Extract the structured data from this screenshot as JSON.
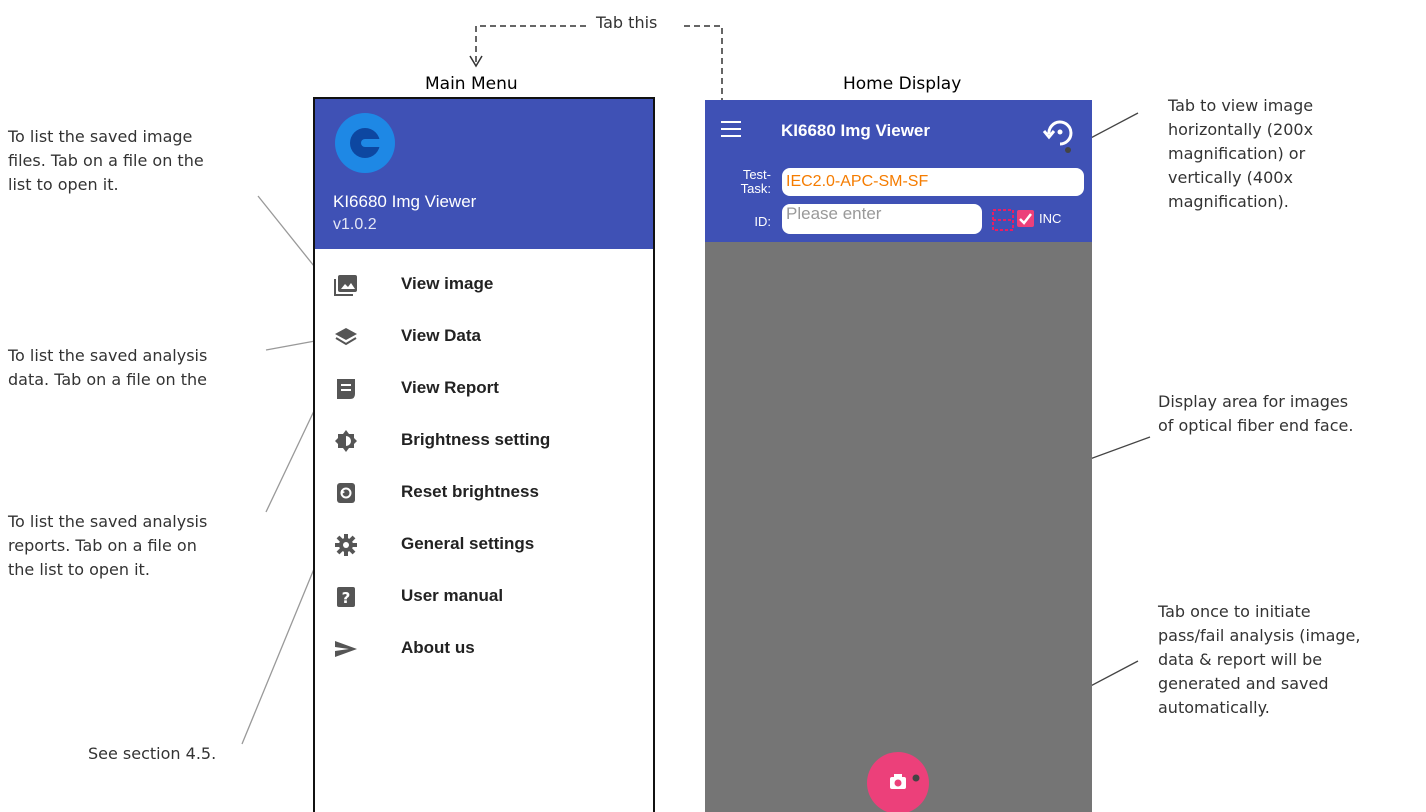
{
  "annotations": {
    "tab_this": "Tab this",
    "left_note_image": [
      "To list the saved image",
      "files. Tab on a file on the",
      "list to open it."
    ],
    "left_note_data": [
      "To list the saved analysis",
      "data. Tab on a file on the"
    ],
    "left_note_report": [
      "To list the saved analysis",
      "reports. Tab on a file on",
      "the list to open it."
    ],
    "left_note_section": "See section 4.5.",
    "right_note_rotate": [
      "Tab to view image",
      "horizontally (200x",
      "magnification) or",
      "vertically (400x",
      "magnification)."
    ],
    "right_note_display": [
      "Display area for images",
      "of optical fiber end face."
    ],
    "right_note_capture": [
      "Tab once to initiate",
      "pass/fail analysis (image,",
      "data & report will be",
      "generated and saved",
      "automatically."
    ]
  },
  "captions": {
    "main_menu": "Main Menu",
    "home_display": "Home Display"
  },
  "menu": {
    "app_name": "KI6680 Img Viewer",
    "version": "v1.0.2",
    "items": [
      {
        "label": "View image",
        "icon": "image-icon"
      },
      {
        "label": "View Data",
        "icon": "layers-icon"
      },
      {
        "label": "View Report",
        "icon": "report-icon"
      },
      {
        "label": "Brightness setting",
        "icon": "brightness-icon"
      },
      {
        "label": "Reset brightness",
        "icon": "reset-brightness-icon"
      },
      {
        "label": "General settings",
        "icon": "gear-icon"
      },
      {
        "label": "User manual",
        "icon": "help-icon"
      },
      {
        "label": "About us",
        "icon": "send-icon"
      }
    ]
  },
  "home": {
    "title": "KI6680 Img Viewer",
    "test_task_label": [
      "Test-",
      "Task:"
    ],
    "test_task_value": "IEC2.0-APC-SM-SF",
    "id_label": "ID:",
    "id_placeholder": "Please enter",
    "inc_label": "INC"
  },
  "colors": {
    "primary": "#3f51b5",
    "accent": "#ec407a",
    "display": "#757575",
    "task_text": "#f57c00"
  }
}
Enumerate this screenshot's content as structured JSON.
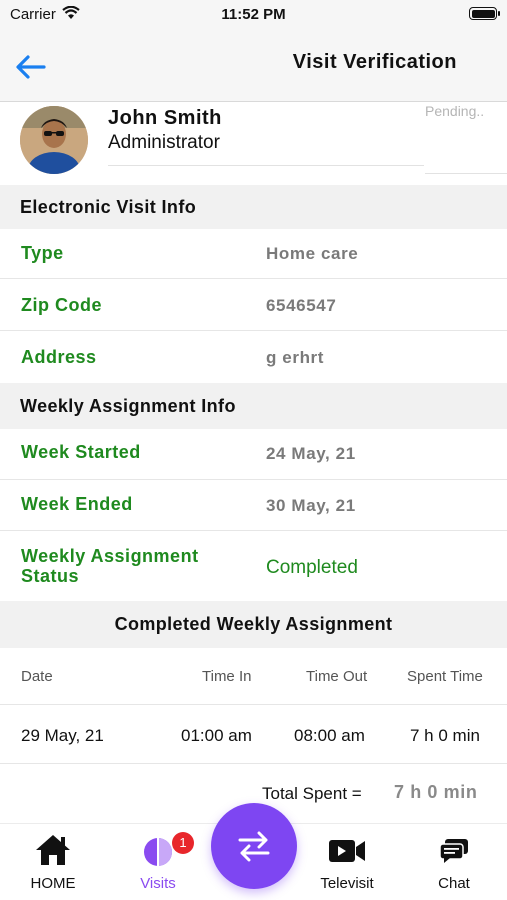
{
  "status_bar": {
    "carrier": "Carrier",
    "time": "11:52 PM"
  },
  "header": {
    "title": "Visit Verification"
  },
  "profile": {
    "name": "John Smith",
    "role": "Administrator",
    "status": "Pending.."
  },
  "electronic_visit": {
    "heading": "Electronic Visit Info",
    "rows": [
      {
        "label": "Type",
        "value": "Home care"
      },
      {
        "label": "Zip Code",
        "value": "6546547"
      },
      {
        "label": "Address",
        "value": "g erhrt"
      }
    ]
  },
  "weekly_assignment": {
    "heading": "Weekly Assignment Info",
    "rows": [
      {
        "label": "Week Started",
        "value": "24 May, 21"
      },
      {
        "label": "Week Ended",
        "value": "30 May, 21"
      },
      {
        "label": "Weekly Assignment Status",
        "value": "Completed"
      }
    ]
  },
  "completed": {
    "heading": "Completed Weekly Assignment",
    "columns": [
      "Date",
      "Time In",
      "Time Out",
      "Spent Time"
    ],
    "rows": [
      [
        "29 May, 21",
        "01:00 am",
        "08:00 am",
        "7 h 0 min"
      ]
    ],
    "total_label": "Total Spent =",
    "total_value": "7 h 0 min"
  },
  "tabs": [
    {
      "label": "HOME",
      "icon": "home-icon"
    },
    {
      "label": "Visits",
      "icon": "visits-icon",
      "badge": "1"
    },
    {
      "label": "Televisit",
      "icon": "video-camera-icon"
    },
    {
      "label": "Chat",
      "icon": "chat-icon"
    }
  ],
  "colors": {
    "accent": "#7e46f2",
    "label_green": "#1f8a1f",
    "back_blue": "#1a7ff0",
    "badge_red": "#e8262b"
  }
}
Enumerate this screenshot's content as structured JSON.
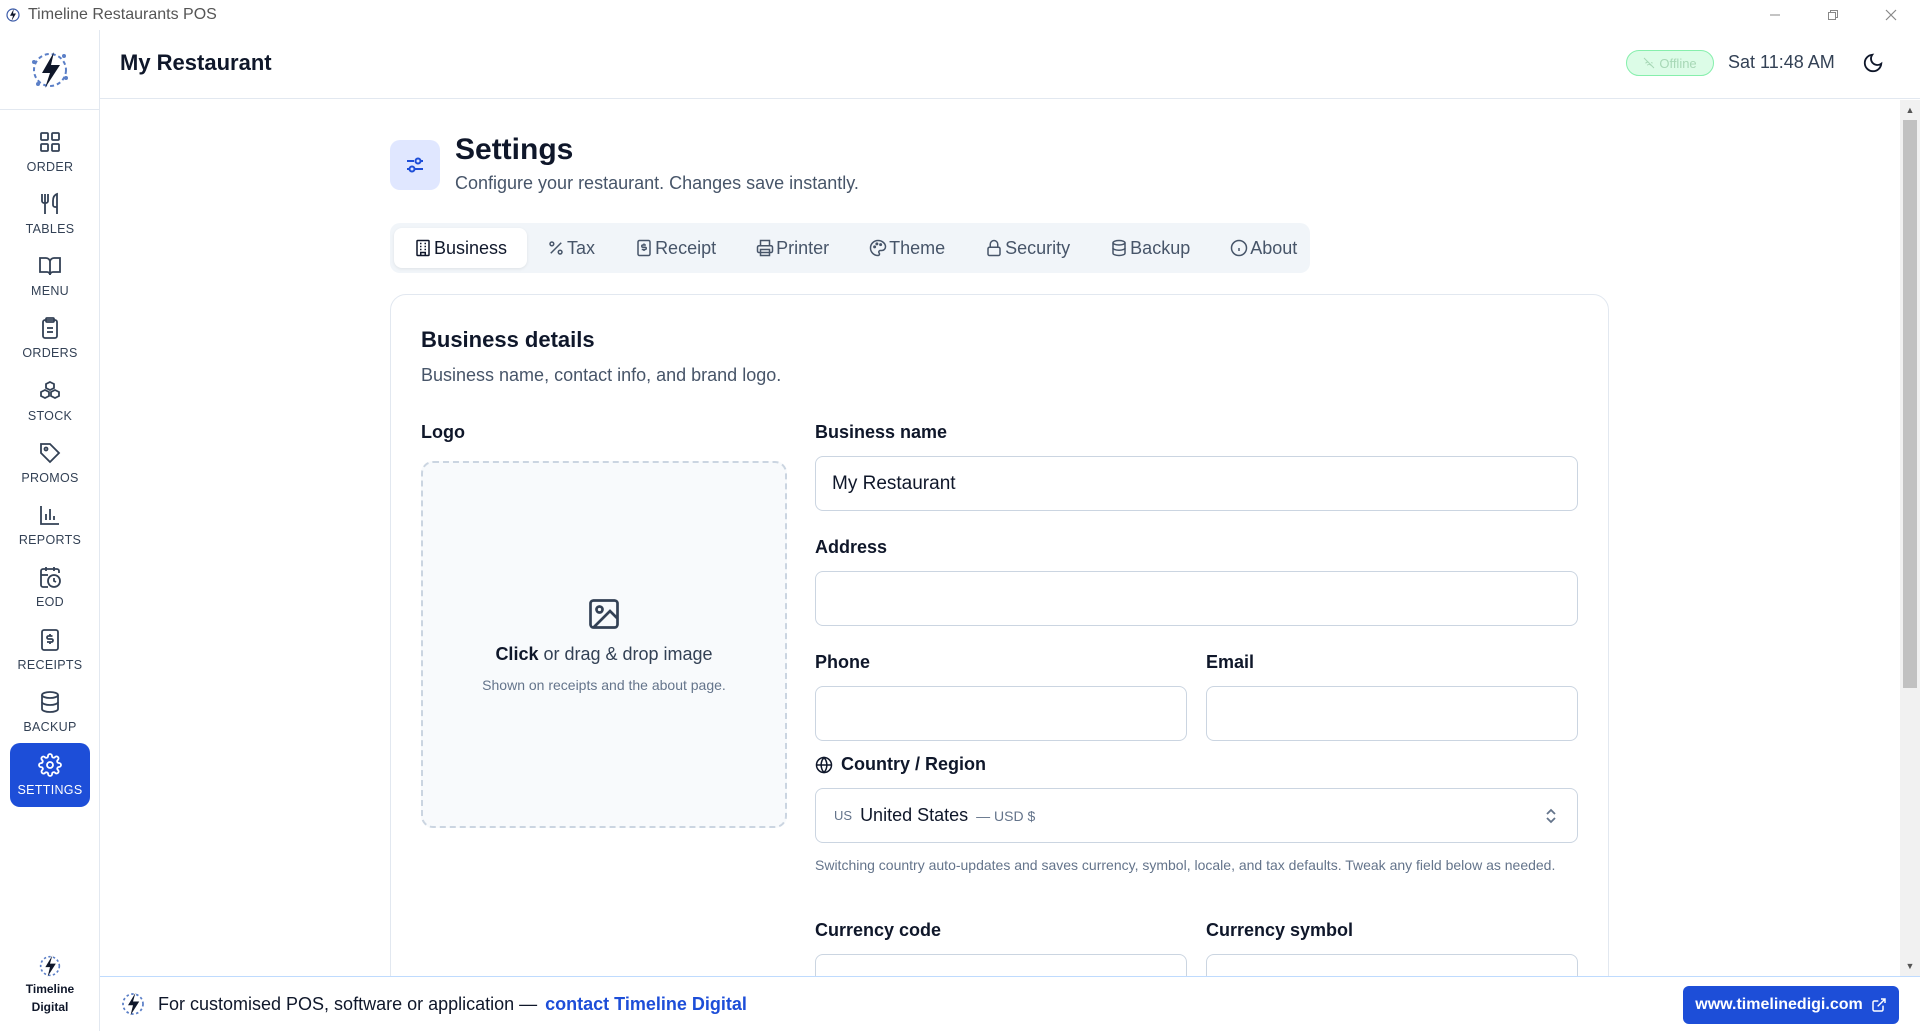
{
  "window": {
    "title": "Timeline Restaurants POS",
    "controls": [
      "minimize",
      "restore",
      "close"
    ]
  },
  "sidebar": {
    "items": [
      {
        "label": "ORDER",
        "icon": "grid-icon"
      },
      {
        "label": "TABLES",
        "icon": "utensils-icon"
      },
      {
        "label": "MENU",
        "icon": "book-icon"
      },
      {
        "label": "ORDERS",
        "icon": "clipboard-icon"
      },
      {
        "label": "STOCK",
        "icon": "boxes-icon"
      },
      {
        "label": "PROMOS",
        "icon": "tag-icon"
      },
      {
        "label": "REPORTS",
        "icon": "bar-chart-icon"
      },
      {
        "label": "EOD",
        "icon": "calendar-clock-icon"
      },
      {
        "label": "RECEIPTS",
        "icon": "receipt-icon"
      },
      {
        "label": "BACKUP",
        "icon": "database-icon"
      },
      {
        "label": "SETTINGS",
        "icon": "gear-icon",
        "active": true
      }
    ],
    "footer": {
      "line1": "Timeline",
      "line2": "Digital"
    }
  },
  "header": {
    "restaurant_name": "My Restaurant",
    "status": "Offline",
    "clock": "Sat 11:48 AM"
  },
  "page": {
    "title": "Settings",
    "subtitle": "Configure your restaurant. Changes save instantly."
  },
  "tabs": [
    {
      "label": "Business",
      "icon": "building-icon",
      "active": true
    },
    {
      "label": "Tax",
      "icon": "percent-icon"
    },
    {
      "label": "Receipt",
      "icon": "receipt-icon"
    },
    {
      "label": "Printer",
      "icon": "printer-icon"
    },
    {
      "label": "Theme",
      "icon": "palette-icon"
    },
    {
      "label": "Security",
      "icon": "lock-icon"
    },
    {
      "label": "Backup",
      "icon": "database-icon"
    },
    {
      "label": "About",
      "icon": "info-icon"
    }
  ],
  "business": {
    "title": "Business details",
    "subtitle": "Business name, contact info, and brand logo.",
    "logo_label": "Logo",
    "dropzone_click": "Click",
    "dropzone_rest": " or drag & drop image",
    "dropzone_note": "Shown on receipts and the about page.",
    "name_label": "Business name",
    "name_value": "My Restaurant",
    "address_label": "Address",
    "address_value": "",
    "phone_label": "Phone",
    "phone_value": "",
    "email_label": "Email",
    "email_value": "",
    "country_label": "Country / Region",
    "country_code": "US",
    "country_name": "United States",
    "country_currency": "— USD $",
    "country_hint": "Switching country auto-updates and saves currency, symbol, locale, and tax defaults. Tweak any field below as needed.",
    "currency_code_label": "Currency code",
    "currency_symbol_label": "Currency symbol"
  },
  "footer": {
    "text": "For customised POS, software or application —",
    "link": "contact Timeline Digital",
    "button": "www.timelinedigi.com"
  },
  "colors": {
    "accent": "#1d4ed8",
    "offline_bg": "#dcfce7",
    "border": "#e2e8f0"
  }
}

The exercise: Could you repeat all of the material exactly? Pictures should not be copied.

Response to the task:
Extract the structured data from this screenshot as JSON.
{
  "annotations": {
    "tab_this": "Tab this",
    "left_note_image": [
      "To list the saved image",
      "files. Tab on a file on the",
      "list to open it."
    ],
    "left_note_data": [
      "To list the saved analysis",
      "data. Tab on a file on the"
    ],
    "left_note_report": [
      "To list the saved analysis",
      "reports. Tab on a file on",
      "the list to open it."
    ],
    "left_note_section": "See section 4.5.",
    "right_note_rotate": [
      "Tab to view image",
      "horizontally (200x",
      "magnification) or",
      "vertically (400x",
      "magnification)."
    ],
    "right_note_display": [
      "Display area for images",
      "of optical fiber end face."
    ],
    "right_note_capture": [
      "Tab once to initiate",
      "pass/fail analysis (image,",
      "data & report will be",
      "generated and saved",
      "automatically."
    ]
  },
  "captions": {
    "main_menu": "Main Menu",
    "home_display": "Home Display"
  },
  "menu": {
    "app_name": "KI6680 Img Viewer",
    "version": "v1.0.2",
    "items": [
      {
        "label": "View image",
        "icon": "image-icon"
      },
      {
        "label": "View Data",
        "icon": "layers-icon"
      },
      {
        "label": "View Report",
        "icon": "report-icon"
      },
      {
        "label": "Brightness setting",
        "icon": "brightness-icon"
      },
      {
        "label": "Reset brightness",
        "icon": "reset-brightness-icon"
      },
      {
        "label": "General settings",
        "icon": "gear-icon"
      },
      {
        "label": "User manual",
        "icon": "help-icon"
      },
      {
        "label": "About us",
        "icon": "send-icon"
      }
    ]
  },
  "home": {
    "title": "KI6680 Img Viewer",
    "test_task_label": [
      "Test-",
      "Task:"
    ],
    "test_task_value": "IEC2.0-APC-SM-SF",
    "id_label": "ID:",
    "id_placeholder": "Please enter",
    "inc_label": "INC"
  },
  "colors": {
    "primary": "#3f51b5",
    "accent": "#ec407a",
    "display": "#757575",
    "task_text": "#f57c00"
  }
}
Enumerate this screenshot's content as structured JSON.
{
  "status_bar": {
    "carrier": "Carrier",
    "time": "11:52 PM"
  },
  "header": {
    "title": "Visit Verification"
  },
  "profile": {
    "name": "John Smith",
    "role": "Administrator",
    "status": "Pending.."
  },
  "electronic_visit": {
    "heading": "Electronic Visit Info",
    "rows": [
      {
        "label": "Type",
        "value": "Home care"
      },
      {
        "label": "Zip Code",
        "value": "6546547"
      },
      {
        "label": "Address",
        "value": "g erhrt"
      }
    ]
  },
  "weekly_assignment": {
    "heading": "Weekly Assignment Info",
    "rows": [
      {
        "label": "Week Started",
        "value": "24 May, 21"
      },
      {
        "label": "Week Ended",
        "value": "30 May, 21"
      },
      {
        "label": "Weekly Assignment Status",
        "value": "Completed"
      }
    ]
  },
  "completed": {
    "heading": "Completed Weekly Assignment",
    "columns": [
      "Date",
      "Time In",
      "Time Out",
      "Spent Time"
    ],
    "rows": [
      [
        "29 May, 21",
        "01:00 am",
        "08:00 am",
        "7 h 0 min"
      ]
    ],
    "total_label": "Total Spent =",
    "total_value": "7 h 0 min"
  },
  "tabs": [
    {
      "label": "HOME",
      "icon": "home-icon"
    },
    {
      "label": "Visits",
      "icon": "visits-icon",
      "badge": "1"
    },
    {
      "label": "Televisit",
      "icon": "video-camera-icon"
    },
    {
      "label": "Chat",
      "icon": "chat-icon"
    }
  ],
  "colors": {
    "accent": "#7e46f2",
    "label_green": "#1f8a1f",
    "back_blue": "#1a7ff0",
    "badge_red": "#e8262b"
  }
}
Enumerate this screenshot's content as structured JSON.
{
  "window": {
    "title": "Timeline Restaurants POS",
    "controls": [
      "minimize",
      "restore",
      "close"
    ]
  },
  "sidebar": {
    "items": [
      {
        "label": "ORDER",
        "icon": "grid-icon"
      },
      {
        "label": "TABLES",
        "icon": "utensils-icon"
      },
      {
        "label": "MENU",
        "icon": "book-icon"
      },
      {
        "label": "ORDERS",
        "icon": "clipboard-icon"
      },
      {
        "label": "STOCK",
        "icon": "boxes-icon"
      },
      {
        "label": "PROMOS",
        "icon": "tag-icon"
      },
      {
        "label": "REPORTS",
        "icon": "bar-chart-icon"
      },
      {
        "label": "EOD",
        "icon": "calendar-clock-icon"
      },
      {
        "label": "RECEIPTS",
        "icon": "receipt-icon"
      },
      {
        "label": "BACKUP",
        "icon": "database-icon"
      },
      {
        "label": "SETTINGS",
        "icon": "gear-icon",
        "active": true
      }
    ],
    "footer": {
      "line1": "Timeline",
      "line2": "Digital"
    }
  },
  "header": {
    "restaurant_name": "My Restaurant",
    "status": "Offline",
    "clock": "Sat 11:48 AM"
  },
  "page": {
    "title": "Settings",
    "subtitle": "Configure your restaurant. Changes save instantly."
  },
  "tabs": [
    {
      "label": "Business",
      "icon": "building-icon",
      "active": true
    },
    {
      "label": "Tax",
      "icon": "percent-icon"
    },
    {
      "label": "Receipt",
      "icon": "receipt-icon"
    },
    {
      "label": "Printer",
      "icon": "printer-icon"
    },
    {
      "label": "Theme",
      "icon": "palette-icon"
    },
    {
      "label": "Security",
      "icon": "lock-icon"
    },
    {
      "label": "Backup",
      "icon": "database-icon"
    },
    {
      "label": "About",
      "icon": "info-icon"
    }
  ],
  "business": {
    "title": "Business details",
    "subtitle": "Business name, contact info, and brand logo.",
    "logo_label": "Logo",
    "dropzone_click": "Click",
    "dropzone_rest": " or drag & drop image",
    "dropzone_note": "Shown on receipts and the about page.",
    "name_label": "Business name",
    "name_value": "My Restaurant",
    "address_label": "Address",
    "address_value": "",
    "phone_label": "Phone",
    "phone_value": "",
    "email_label": "Email",
    "email_value": "",
    "country_label": "Country / Region",
    "country_code": "US",
    "country_name": "United States",
    "country_currency": "— USD $",
    "country_hint": "Switching country auto-updates and saves currency, symbol, locale, and tax defaults. Tweak any field below as needed.",
    "currency_code_label": "Currency code",
    "currency_symbol_label": "Currency symbol"
  },
  "footer": {
    "text": "For customised POS, software or application —",
    "link": "contact Timeline Digital",
    "button": "www.timelinedigi.com"
  },
  "colors": {
    "accent": "#1d4ed8",
    "offline_bg": "#dcfce7",
    "border": "#e2e8f0"
  }
}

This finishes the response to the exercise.